_PROVIDED RECORDS:_
- - - - - - -
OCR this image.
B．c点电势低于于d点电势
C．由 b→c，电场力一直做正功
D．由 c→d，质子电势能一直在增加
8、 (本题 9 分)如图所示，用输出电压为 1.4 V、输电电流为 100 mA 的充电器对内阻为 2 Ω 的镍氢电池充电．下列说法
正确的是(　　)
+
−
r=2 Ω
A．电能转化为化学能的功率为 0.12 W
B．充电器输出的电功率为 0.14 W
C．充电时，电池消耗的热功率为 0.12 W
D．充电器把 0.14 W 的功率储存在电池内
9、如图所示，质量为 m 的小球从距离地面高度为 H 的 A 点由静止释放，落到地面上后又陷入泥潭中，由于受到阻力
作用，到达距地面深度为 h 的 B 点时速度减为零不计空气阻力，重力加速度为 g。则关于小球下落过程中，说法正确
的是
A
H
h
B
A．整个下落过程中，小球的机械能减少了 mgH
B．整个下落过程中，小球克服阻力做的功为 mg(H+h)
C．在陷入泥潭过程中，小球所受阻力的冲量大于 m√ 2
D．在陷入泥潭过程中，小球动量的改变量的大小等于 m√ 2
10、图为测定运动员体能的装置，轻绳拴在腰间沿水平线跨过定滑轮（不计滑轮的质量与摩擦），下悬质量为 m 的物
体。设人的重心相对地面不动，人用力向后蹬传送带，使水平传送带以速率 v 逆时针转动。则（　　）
- - - - - - -
_WRITTEN INSTRUCTION:_
Nothing should be left out: return all of the records exactly.

_RESPONSE TO THIS EXERCISE:_
OCR this image.
B．c点电势低于于d点电势
C．由 b→c，电场力一直做正功
D．由 c→d，质子电势能一直在增加
8、 (本题 9 分)如图所示，用输出电压为 1.4 V、输电电流为 100 mA 的充电器对内阻为 2 Ω 的镍氢电池充电．下列说法
正确的是(　　)
+
−
r=2 Ω
A．电能转化为化学能的功率为 0.12 W
B．充电器输出的电功率为 0.14 W
C．充电时，电池消耗的热功率为 0.12 W
D．充电器把 0.14 W 的功率储存在电池内
9、如图所示，质量为 m 的小球从距离地面高度为 H 的 A 点由静止释放，落到地面上后又陷入泥潭中，由于受到阻力
作用，到达距地面深度为 h 的 B 点时速度减为零不计空气阻力，重力加速度为 g。则关于小球下落过程中，说法正确
的是
A
H
h
B
A．整个下落过程中，小球的机械能减少了 mgH
B．整个下落过程中，小球克服阻力做的功为 mg(H+h)
C．在陷入泥潭过程中，小球所受阻力的冲量大于 m√ 2
D．在陷入泥潭过程中，小球动量的改变量的大小等于 m√ 2
10、图为测定运动员体能的装置，轻绳拴在腰间沿水平线跨过定滑轮（不计滑轮的质量与摩擦），下悬质量为 m 的物
体。设人的重心相对地面不动，人用力向后蹬传送带，使水平传送带以速率 v 逆时针转动。则（　　）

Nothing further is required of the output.